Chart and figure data
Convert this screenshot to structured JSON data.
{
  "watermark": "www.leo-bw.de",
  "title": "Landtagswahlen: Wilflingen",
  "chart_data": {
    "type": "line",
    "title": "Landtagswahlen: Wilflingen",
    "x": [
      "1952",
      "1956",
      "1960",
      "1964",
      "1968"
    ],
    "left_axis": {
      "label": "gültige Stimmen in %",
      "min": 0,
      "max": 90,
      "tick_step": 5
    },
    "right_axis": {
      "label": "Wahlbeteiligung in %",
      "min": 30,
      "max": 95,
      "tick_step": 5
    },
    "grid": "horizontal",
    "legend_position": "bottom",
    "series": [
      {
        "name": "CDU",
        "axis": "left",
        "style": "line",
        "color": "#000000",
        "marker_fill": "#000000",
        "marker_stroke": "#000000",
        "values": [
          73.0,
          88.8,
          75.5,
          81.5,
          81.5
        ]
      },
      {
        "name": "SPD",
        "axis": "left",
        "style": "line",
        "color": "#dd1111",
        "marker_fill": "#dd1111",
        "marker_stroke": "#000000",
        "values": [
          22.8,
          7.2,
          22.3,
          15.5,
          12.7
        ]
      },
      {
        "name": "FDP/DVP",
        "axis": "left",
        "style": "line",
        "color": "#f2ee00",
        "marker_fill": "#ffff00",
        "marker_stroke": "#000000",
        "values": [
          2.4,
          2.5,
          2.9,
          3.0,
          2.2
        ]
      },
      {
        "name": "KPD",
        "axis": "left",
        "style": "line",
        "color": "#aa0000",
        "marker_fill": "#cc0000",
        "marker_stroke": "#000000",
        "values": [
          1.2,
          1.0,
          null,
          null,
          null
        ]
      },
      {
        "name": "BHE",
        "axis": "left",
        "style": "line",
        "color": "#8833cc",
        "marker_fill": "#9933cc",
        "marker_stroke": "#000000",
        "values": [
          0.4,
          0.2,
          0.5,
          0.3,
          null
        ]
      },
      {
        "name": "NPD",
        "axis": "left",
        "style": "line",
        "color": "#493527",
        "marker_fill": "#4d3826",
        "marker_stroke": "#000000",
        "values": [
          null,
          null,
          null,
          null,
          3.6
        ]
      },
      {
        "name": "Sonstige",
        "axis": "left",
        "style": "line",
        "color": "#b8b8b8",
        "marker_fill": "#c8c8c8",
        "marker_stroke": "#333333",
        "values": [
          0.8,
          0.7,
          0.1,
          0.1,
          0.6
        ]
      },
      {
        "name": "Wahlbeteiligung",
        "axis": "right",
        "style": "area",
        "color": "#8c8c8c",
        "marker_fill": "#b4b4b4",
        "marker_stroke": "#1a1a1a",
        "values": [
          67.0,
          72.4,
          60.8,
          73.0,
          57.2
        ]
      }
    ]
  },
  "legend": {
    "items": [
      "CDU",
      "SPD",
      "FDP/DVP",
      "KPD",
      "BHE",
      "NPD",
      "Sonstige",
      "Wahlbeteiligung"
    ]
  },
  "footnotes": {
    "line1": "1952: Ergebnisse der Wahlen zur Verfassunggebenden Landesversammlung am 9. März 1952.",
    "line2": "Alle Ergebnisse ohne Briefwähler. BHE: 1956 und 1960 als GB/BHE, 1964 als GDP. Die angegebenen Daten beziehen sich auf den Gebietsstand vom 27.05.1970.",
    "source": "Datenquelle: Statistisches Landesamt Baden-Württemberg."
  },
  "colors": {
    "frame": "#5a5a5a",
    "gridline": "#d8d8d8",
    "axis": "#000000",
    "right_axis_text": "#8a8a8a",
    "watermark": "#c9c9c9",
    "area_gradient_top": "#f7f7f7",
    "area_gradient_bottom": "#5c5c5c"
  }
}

■ **Work to do**
Filter the entries above down to the lines containing the word "name".

■ **Solution for this exercise**
        "name": "CDU",
        "name": "SPD",
        "name": "FDP/DVP",
        "name": "KPD",
        "name": "BHE",
        "name": "NPD",
        "name": "Sonstige",
        "name": "Wahlbeteiligung",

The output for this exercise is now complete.